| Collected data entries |
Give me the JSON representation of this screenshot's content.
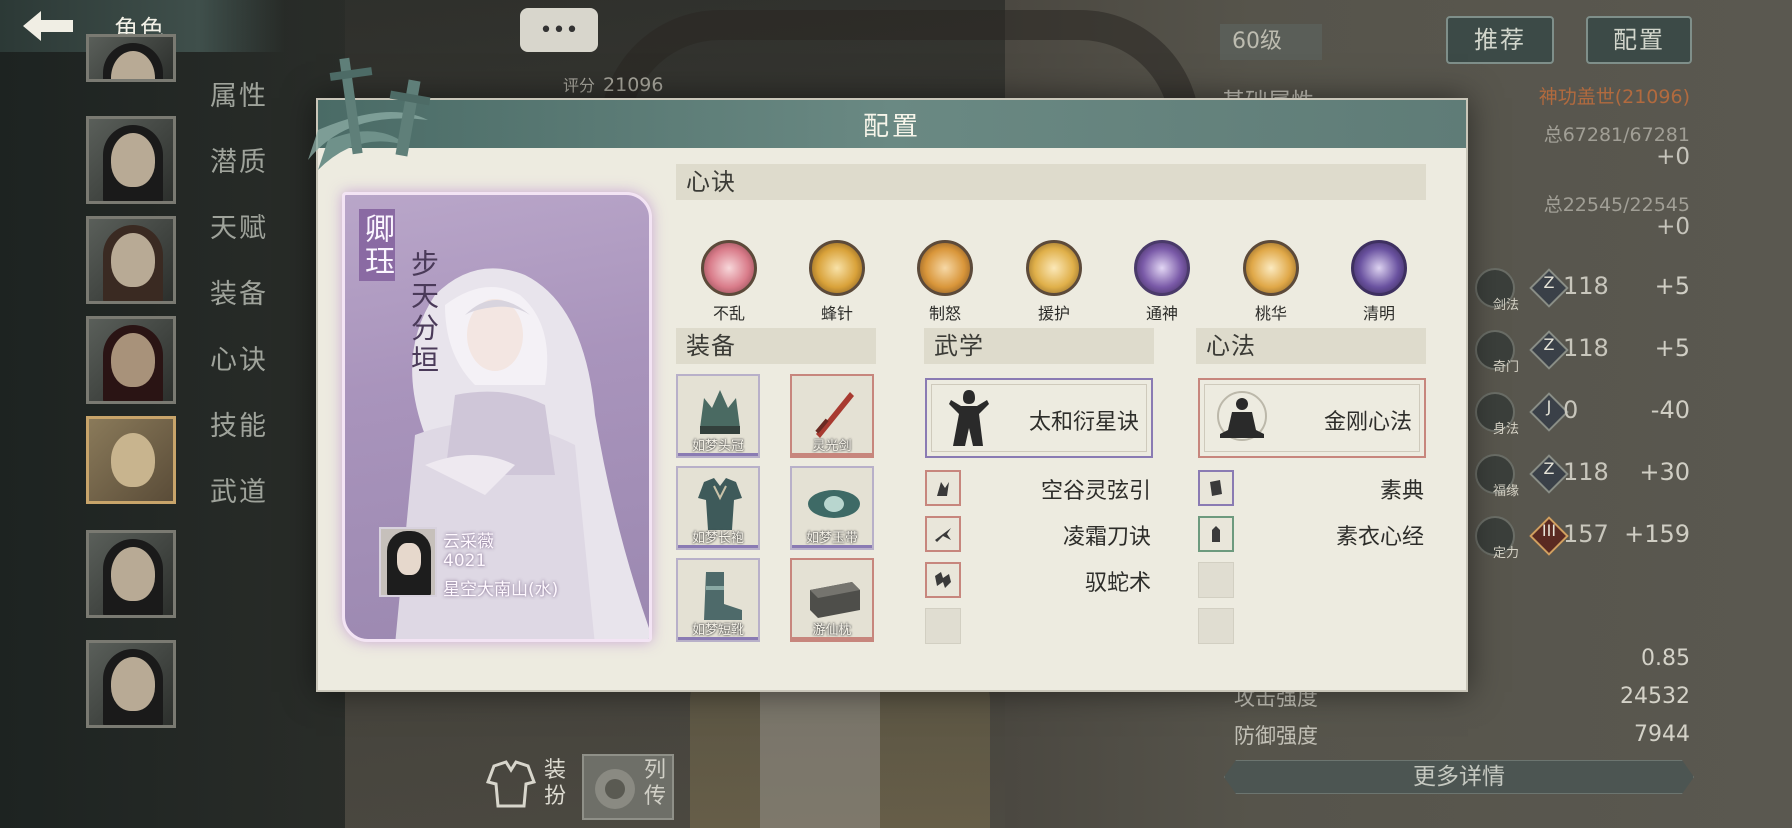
{
  "header": {
    "title": "角色"
  },
  "side_menu": [
    "属性",
    "潜质",
    "天赋",
    "装备",
    "心诀",
    "技能",
    "武道"
  ],
  "chat": {
    "label": "•••"
  },
  "score": {
    "label": "评分",
    "value": "21096"
  },
  "level": "60级",
  "top_buttons": {
    "recommend": "推荐",
    "config": "配置"
  },
  "stats_panel": {
    "title": "基础属性",
    "divine": "神功盖世(21096)",
    "total1": "总67281/67281",
    "plus1": "+0",
    "total2": "总22545/22545",
    "plus2": "+0",
    "rows": [
      {
        "skill": "剑法",
        "tier": "Z",
        "value": "118",
        "delta": "+5"
      },
      {
        "skill": "奇门",
        "tier": "Z",
        "value": "118",
        "delta": "+5"
      },
      {
        "skill": "身法",
        "tier": "J",
        "value": "0",
        "delta": "-40"
      },
      {
        "skill": "福缘",
        "tier": "Z",
        "value": "118",
        "delta": "+30"
      },
      {
        "skill": "定力",
        "tier": "III",
        "value": "157",
        "delta": "+159"
      }
    ],
    "extra_value": "0.85",
    "attack_label": "攻击强度",
    "attack_value": "24532",
    "defense_label": "防御强度",
    "defense_value": "7944",
    "more_details": "更多详情"
  },
  "bottom_buttons": {
    "dress": "装扮",
    "bio": "列传"
  },
  "modal": {
    "title": "配置",
    "character": {
      "name": "卿珏",
      "title": "步天分垣",
      "owner_name": "云采薇",
      "owner_id": "4021",
      "owner_server": "星空大南山(水)"
    },
    "xinjue_header": "心诀",
    "xinjue": [
      {
        "label": "不乱",
        "color": "#d97c8a"
      },
      {
        "label": "蜂针",
        "color": "#d9a23a"
      },
      {
        "label": "制怒",
        "color": "#d9963a"
      },
      {
        "label": "援护",
        "color": "#e0b04a"
      },
      {
        "label": "通神",
        "color": "#7a5aa8"
      },
      {
        "label": "桃华",
        "color": "#e0a848"
      },
      {
        "label": "清明",
        "color": "#6a52a0"
      }
    ],
    "equip_header": "装备",
    "equipment": [
      {
        "name": "如梦头冠",
        "border": "purple"
      },
      {
        "name": "灵光剑",
        "border": "red"
      },
      {
        "name": "如梦长袍",
        "border": "purple"
      },
      {
        "name": "如梦玉带",
        "border": "purple"
      },
      {
        "name": "如梦短靴",
        "border": "purple"
      },
      {
        "name": "游仙枕",
        "border": "red"
      }
    ],
    "wuxue_header": "武学",
    "wuxue_main": "太和衍星诀",
    "wuxue_sub": [
      "空谷灵弦引",
      "凌霜刀诀",
      "驭蛇术"
    ],
    "xinfa_header": "心法",
    "xinfa_main": "金刚心法",
    "xinfa_sub": [
      "素典",
      "素衣心经"
    ]
  }
}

| PROBLEM DESCRIPTION |
Copy in full each line that holds the word "skill".

| FULL OUTPUT |
        "skill": "剑法",
        "skill": "奇门",
        "skill": "身法",
        "skill": "福缘",
        "skill": "定力",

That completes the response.